---------- SOURCE TEXT ----------

NOTES TO UNAUDITED CONSOLIDATED FINANCIAL STATEMENTS

September 30, 2013

1. Organization and Nature of Operations

Arête Industries, Inc. (“Arête” or the “Company”), is a Colorado corporation that was incorporated on July 21, 1987. The Company owns 100% of Arete Energy, Inc. which is an inactive subsidiary that has no assets, liabilities or operations. Arête has operated a natural gas gathering system in Wyoming since 2006 and on July 29, 2011 the Company purchased oil and natural gas properties in Colorado, Montana, Kansas, and Wyoming.

The Company seeks to focus on acquiring interests in traditional oil and gas ventures, and seek properties that offer profit potential from overlooked and by-passed reserves of oil and natural gas, which may include shut-in wells, in-field development, stripper wells, re-completion and re-working projects. In addition, the Company’s strategy includes purchase and sale of acreage prospective for oil and natural gas and seeking to obtain cash flow from the sale and farm out of such prospects.

---------- STORED DATA ----------

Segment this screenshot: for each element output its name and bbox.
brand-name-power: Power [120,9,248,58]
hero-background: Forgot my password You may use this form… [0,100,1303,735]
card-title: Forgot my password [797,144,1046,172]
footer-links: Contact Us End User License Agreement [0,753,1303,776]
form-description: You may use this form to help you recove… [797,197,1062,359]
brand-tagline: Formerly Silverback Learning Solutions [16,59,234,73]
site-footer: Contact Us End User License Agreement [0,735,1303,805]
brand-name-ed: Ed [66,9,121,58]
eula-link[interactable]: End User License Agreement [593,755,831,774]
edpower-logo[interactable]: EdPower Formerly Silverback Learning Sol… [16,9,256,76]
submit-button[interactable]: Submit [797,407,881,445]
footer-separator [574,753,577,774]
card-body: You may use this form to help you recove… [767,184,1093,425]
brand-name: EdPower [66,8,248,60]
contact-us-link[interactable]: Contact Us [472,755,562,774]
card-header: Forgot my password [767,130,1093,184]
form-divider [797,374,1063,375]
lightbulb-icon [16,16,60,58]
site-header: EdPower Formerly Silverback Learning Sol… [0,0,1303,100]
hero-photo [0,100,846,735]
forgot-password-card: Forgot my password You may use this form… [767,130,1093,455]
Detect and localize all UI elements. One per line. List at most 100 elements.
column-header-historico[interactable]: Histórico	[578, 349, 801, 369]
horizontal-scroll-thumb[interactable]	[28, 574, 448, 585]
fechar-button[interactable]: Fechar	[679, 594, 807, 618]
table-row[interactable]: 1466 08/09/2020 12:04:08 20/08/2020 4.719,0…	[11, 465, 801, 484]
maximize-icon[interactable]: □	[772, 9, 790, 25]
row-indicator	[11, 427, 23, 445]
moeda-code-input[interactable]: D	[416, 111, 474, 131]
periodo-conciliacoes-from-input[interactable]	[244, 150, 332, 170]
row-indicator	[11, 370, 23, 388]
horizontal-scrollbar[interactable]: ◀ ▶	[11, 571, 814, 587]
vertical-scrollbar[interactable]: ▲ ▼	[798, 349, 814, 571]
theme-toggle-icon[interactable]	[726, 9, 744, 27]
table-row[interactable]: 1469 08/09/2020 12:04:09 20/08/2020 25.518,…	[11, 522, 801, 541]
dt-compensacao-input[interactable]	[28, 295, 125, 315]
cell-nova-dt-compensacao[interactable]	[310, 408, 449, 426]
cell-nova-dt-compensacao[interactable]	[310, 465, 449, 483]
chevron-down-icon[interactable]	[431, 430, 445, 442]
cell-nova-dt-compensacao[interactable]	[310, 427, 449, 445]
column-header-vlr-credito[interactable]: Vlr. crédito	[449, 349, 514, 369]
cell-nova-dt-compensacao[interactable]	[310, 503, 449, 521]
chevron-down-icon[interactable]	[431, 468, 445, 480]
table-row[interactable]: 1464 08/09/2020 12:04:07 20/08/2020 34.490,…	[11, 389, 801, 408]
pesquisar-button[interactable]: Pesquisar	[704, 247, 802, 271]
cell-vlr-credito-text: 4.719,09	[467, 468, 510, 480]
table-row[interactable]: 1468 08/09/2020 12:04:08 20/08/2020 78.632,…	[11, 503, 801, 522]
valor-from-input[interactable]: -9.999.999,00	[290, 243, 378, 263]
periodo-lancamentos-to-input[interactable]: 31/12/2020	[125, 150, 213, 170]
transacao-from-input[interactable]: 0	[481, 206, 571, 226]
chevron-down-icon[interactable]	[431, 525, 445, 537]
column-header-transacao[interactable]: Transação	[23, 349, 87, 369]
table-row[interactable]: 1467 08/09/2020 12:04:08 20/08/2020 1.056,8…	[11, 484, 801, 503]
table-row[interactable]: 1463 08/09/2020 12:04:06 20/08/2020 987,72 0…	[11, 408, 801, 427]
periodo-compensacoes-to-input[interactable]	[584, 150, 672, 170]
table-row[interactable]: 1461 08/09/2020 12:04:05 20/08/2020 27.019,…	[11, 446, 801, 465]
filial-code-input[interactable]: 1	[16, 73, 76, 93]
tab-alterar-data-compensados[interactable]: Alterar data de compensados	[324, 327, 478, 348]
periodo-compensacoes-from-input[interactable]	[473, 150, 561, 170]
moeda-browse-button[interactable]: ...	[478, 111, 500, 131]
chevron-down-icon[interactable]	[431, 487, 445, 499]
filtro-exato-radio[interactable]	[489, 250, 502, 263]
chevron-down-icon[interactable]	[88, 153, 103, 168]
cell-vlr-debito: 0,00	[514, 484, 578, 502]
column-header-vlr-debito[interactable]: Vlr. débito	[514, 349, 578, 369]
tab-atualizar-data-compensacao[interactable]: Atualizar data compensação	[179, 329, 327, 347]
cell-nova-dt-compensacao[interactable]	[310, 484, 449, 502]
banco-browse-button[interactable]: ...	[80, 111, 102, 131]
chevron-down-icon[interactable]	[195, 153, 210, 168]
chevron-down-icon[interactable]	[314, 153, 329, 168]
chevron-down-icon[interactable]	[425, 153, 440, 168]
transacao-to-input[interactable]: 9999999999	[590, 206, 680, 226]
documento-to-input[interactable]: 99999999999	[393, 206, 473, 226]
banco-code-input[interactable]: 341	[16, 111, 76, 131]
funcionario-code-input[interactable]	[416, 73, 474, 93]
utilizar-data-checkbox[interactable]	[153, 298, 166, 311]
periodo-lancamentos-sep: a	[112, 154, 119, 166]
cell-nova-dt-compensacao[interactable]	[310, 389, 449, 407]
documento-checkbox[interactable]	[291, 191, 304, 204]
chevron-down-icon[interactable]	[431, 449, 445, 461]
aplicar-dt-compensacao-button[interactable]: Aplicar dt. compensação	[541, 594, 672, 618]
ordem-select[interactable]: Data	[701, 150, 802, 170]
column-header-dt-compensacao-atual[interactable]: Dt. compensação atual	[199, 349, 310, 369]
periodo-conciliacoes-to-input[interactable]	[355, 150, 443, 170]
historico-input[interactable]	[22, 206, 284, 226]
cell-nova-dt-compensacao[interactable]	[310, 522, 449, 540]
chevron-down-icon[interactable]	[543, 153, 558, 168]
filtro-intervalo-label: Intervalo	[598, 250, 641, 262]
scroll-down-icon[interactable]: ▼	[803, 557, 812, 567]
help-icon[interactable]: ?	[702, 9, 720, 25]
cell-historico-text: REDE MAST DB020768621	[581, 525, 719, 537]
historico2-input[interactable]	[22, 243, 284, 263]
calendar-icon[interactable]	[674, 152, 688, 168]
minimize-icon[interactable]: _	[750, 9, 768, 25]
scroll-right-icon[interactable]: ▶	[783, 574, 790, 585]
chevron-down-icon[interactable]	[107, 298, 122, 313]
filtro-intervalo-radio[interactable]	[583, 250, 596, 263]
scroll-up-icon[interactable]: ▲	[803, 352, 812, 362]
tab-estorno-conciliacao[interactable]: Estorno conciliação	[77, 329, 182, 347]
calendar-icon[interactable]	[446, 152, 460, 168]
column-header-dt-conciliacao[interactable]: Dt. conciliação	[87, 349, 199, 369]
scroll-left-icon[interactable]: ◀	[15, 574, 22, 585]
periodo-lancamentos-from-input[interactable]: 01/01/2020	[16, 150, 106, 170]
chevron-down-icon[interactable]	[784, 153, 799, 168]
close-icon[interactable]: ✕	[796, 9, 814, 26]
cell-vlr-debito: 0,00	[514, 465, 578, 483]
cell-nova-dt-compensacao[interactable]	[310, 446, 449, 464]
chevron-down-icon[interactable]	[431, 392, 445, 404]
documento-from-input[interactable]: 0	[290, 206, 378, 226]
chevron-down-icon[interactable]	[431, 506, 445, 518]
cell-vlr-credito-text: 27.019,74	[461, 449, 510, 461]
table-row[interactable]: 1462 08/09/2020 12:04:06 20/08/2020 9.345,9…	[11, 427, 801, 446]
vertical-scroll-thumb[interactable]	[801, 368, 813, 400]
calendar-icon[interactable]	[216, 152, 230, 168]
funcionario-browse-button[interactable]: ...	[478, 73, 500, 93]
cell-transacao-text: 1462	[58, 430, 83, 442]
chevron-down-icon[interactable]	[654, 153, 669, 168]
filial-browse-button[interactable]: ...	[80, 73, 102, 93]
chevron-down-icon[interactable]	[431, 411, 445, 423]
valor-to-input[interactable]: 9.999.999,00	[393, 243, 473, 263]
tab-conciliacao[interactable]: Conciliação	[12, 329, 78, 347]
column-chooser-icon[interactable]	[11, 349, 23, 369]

----------

#### TASK INSTRUCTIONS
(1) Retype the Arête Industries notes, everything from "Arête Industries, Inc." down to "Kansas, and Wyoming.".
(2) Continue the Arête Industries notes from where they stop.
The items are not needed for anything here.

#### RESULTS OF THE TASKS
(1)
Arête Industries, Inc. (“Arête” or the “Company”), is a Colorado corporation that was incorporated on July 21, 1987. The Company owns 100% of Arete Energy, Inc. which is an inactive subsidiary that has no assets, liabilities or operations. Arête has operated a natural gas gathering system in Wyoming since 2006 and on July 29, 2011 the Company purchased oil and natural gas properties in Colorado, Montana, Kansas, and Wyoming.

(2)
2. Summary of Significant Accounting Policies

Basis of presentation

The accompanying unaudited consolidated financial statements have been prepared by the Company. In the opinion of management, the accompanying unaudited financial statements contain all adjustments (consisting of only normal recurring accruals) necessary for a fair presentation of the financial position as of December 31, 2012 and September 30, 2013, and the results of operations, changes in stockholders’ equity, and cash flows for the nine months and quarters ended September 30, 2012 and 2013. Operating results for the interim periods presented are not necessarily indicative of the results that may be expected for a full year. The Company’s 2012 Annual Report on Form 10-K includes certain definitions and a summary of significant accounting policies and should be read in conjunction with this Form 10-Q. Except as disclosed herein, there have been no material changes to the information disclosed in the notes to the consolidated financial statements included in the Company’s 2012 Annual Report on Form 10-K.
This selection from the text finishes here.